## Aim of the task
Locate each line holding the string "tambem" and copy it.

## Entries
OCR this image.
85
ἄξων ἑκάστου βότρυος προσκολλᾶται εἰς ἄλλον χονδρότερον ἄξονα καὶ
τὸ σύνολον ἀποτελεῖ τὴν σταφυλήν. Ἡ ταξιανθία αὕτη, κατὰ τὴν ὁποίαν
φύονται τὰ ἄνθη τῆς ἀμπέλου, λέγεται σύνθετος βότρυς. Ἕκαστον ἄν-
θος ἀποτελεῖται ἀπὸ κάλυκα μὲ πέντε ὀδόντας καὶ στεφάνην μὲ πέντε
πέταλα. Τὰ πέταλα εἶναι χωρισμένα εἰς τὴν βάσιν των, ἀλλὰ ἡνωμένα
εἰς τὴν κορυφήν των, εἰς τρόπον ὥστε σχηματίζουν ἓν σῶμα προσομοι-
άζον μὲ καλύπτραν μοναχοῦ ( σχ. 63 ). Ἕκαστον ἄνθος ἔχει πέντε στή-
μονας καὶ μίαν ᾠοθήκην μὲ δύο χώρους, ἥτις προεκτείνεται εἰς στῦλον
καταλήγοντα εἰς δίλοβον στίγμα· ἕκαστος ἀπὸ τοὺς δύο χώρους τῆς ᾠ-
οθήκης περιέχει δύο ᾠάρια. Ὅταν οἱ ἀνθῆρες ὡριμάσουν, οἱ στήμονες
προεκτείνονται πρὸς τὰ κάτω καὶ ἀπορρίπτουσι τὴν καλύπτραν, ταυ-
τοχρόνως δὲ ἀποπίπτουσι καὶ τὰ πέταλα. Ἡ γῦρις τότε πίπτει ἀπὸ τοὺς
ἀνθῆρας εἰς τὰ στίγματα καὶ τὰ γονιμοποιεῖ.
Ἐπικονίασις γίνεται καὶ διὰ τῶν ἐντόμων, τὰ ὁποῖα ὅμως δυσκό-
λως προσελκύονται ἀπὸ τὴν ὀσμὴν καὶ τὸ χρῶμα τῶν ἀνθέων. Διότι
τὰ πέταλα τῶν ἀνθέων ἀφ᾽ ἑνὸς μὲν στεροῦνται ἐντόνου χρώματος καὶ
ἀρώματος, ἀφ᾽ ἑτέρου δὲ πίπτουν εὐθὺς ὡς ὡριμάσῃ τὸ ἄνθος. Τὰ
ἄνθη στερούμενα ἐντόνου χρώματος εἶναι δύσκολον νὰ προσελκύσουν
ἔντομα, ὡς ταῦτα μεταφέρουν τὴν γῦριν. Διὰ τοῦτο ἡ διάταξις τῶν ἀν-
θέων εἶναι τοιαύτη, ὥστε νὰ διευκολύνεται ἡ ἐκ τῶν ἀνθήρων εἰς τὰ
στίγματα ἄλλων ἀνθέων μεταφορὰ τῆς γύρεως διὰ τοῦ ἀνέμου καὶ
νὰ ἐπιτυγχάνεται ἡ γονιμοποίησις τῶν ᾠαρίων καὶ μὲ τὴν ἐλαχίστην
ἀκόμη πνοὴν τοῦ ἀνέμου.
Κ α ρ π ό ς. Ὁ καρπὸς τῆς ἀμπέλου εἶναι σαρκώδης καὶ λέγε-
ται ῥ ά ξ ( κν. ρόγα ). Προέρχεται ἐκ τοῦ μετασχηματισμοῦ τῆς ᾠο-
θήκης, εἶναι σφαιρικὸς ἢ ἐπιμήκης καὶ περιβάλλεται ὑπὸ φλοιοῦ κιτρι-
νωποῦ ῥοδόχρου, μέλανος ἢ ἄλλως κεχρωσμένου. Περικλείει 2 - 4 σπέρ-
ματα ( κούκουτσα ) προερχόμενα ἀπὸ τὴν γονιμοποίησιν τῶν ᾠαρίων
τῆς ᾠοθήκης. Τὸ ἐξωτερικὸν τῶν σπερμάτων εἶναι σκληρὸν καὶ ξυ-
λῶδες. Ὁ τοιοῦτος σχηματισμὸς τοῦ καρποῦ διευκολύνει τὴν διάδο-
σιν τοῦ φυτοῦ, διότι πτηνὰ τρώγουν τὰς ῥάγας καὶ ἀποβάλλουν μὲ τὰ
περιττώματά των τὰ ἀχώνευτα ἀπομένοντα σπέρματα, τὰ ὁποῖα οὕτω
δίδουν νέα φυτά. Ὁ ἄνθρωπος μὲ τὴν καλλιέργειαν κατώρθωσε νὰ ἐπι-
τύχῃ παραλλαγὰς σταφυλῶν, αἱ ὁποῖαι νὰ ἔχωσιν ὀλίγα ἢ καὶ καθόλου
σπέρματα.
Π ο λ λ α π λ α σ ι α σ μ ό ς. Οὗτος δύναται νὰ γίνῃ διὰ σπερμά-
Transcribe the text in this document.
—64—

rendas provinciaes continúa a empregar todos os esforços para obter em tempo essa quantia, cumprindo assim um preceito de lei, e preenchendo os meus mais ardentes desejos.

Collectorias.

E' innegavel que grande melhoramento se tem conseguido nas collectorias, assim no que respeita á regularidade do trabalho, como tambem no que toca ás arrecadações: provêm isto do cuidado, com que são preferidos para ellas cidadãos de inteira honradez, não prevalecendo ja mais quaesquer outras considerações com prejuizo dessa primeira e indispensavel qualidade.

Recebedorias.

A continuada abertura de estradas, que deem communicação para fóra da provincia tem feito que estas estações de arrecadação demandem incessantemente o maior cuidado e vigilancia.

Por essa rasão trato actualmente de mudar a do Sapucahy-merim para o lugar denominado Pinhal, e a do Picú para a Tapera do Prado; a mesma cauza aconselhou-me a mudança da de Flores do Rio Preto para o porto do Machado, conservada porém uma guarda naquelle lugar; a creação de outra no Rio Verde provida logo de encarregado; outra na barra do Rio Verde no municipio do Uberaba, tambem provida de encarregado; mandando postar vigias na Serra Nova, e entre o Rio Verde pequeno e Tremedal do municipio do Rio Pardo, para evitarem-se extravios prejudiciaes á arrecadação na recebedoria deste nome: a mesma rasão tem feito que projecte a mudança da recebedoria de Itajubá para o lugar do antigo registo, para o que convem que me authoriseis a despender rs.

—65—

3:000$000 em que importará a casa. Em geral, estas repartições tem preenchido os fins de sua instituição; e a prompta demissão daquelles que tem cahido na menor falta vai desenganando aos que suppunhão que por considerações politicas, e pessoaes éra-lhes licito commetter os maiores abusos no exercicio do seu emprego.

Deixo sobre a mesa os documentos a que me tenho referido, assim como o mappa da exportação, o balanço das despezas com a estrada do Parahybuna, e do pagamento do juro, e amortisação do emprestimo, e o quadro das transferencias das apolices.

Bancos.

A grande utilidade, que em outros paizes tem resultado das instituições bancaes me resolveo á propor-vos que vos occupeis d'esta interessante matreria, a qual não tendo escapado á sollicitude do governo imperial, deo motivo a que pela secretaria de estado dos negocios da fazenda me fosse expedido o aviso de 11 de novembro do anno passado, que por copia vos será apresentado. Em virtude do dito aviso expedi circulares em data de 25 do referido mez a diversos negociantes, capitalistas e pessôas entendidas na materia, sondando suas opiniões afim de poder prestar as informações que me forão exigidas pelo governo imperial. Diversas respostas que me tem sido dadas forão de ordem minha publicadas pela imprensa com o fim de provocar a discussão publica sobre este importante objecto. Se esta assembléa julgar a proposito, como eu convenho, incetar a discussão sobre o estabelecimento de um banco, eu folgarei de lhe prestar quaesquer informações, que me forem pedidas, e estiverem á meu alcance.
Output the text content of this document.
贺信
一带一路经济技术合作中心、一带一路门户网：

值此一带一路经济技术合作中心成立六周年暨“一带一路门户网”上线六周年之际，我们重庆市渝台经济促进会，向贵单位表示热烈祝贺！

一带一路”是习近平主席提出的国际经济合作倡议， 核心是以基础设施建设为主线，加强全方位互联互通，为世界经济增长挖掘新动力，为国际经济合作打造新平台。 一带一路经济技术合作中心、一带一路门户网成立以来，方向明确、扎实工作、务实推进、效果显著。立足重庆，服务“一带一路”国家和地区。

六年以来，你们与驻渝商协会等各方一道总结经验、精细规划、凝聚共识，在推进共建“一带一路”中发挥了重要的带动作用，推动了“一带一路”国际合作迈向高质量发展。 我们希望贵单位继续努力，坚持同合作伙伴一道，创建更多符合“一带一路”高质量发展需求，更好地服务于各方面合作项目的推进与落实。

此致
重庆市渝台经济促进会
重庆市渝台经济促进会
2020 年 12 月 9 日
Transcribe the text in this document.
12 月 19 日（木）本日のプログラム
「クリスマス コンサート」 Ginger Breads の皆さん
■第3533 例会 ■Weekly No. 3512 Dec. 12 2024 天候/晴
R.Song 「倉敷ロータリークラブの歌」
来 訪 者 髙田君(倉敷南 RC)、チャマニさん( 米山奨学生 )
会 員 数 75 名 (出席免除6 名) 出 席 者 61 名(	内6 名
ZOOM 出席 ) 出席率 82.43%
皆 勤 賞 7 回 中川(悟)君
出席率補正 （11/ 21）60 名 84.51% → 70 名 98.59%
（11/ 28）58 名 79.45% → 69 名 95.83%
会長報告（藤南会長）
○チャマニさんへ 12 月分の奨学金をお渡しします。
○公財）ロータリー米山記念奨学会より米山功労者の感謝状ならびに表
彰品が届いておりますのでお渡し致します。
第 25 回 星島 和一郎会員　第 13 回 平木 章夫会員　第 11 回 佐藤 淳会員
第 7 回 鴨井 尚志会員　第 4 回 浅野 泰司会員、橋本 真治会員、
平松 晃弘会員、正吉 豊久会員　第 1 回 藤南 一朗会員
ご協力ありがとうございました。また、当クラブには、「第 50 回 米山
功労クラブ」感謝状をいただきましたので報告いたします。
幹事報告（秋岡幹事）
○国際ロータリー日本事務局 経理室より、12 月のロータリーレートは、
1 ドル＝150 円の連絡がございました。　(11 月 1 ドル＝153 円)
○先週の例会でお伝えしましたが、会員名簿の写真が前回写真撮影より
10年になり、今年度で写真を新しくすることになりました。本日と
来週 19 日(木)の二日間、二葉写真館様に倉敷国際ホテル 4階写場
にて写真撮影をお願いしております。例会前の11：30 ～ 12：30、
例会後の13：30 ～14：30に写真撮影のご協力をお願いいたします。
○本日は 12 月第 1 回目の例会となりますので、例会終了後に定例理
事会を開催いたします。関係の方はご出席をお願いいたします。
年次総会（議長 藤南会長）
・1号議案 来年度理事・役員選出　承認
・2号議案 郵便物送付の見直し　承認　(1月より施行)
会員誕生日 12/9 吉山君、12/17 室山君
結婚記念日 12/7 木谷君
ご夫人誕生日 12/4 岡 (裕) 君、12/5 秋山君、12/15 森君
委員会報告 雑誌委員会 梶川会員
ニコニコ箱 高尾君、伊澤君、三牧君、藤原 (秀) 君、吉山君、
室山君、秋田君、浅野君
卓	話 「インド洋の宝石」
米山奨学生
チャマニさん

## Expected answer
E' innegavel que grande melhoramento se tem conseguido nas collectorias, assim no que respeita á regularidade do trabalho, como tambem no que toca ás arrecadações: provêm isto do cuidado, com que são preferidos para ellas cidadãos de inteira honradez, não prevalecendo ja mais quaesquer outras considerações com prejuizo dessa primeira e indispensavel qualidade.
Por essa rasão trato actualmente de mudar a do Sapucahy-merim para o lugar denominado Pinhal, e a do Picú para a Tapera do Prado; a mesma cauza aconselhou-me a mudança da de Flores do Rio Preto para o porto do Machado, conservada porém uma guarda naquelle lugar; a creação de outra no Rio Verde provida logo de encarregado; outra na barra do Rio Verde no municipio do Uberaba, tambem provida de encarregado; mandando postar vigias na Serra Nova, e entre o Rio Verde pequeno e Tremedal do municipio do Rio Pardo, para evitarem-se extravios prejudiciaes á arrecadação na recebedoria deste nome: a mesma rasão tem feito que projecte a mudança da recebedoria de Itajubá para o lugar do antigo registo, para o que convem que me authoriseis a despender rs.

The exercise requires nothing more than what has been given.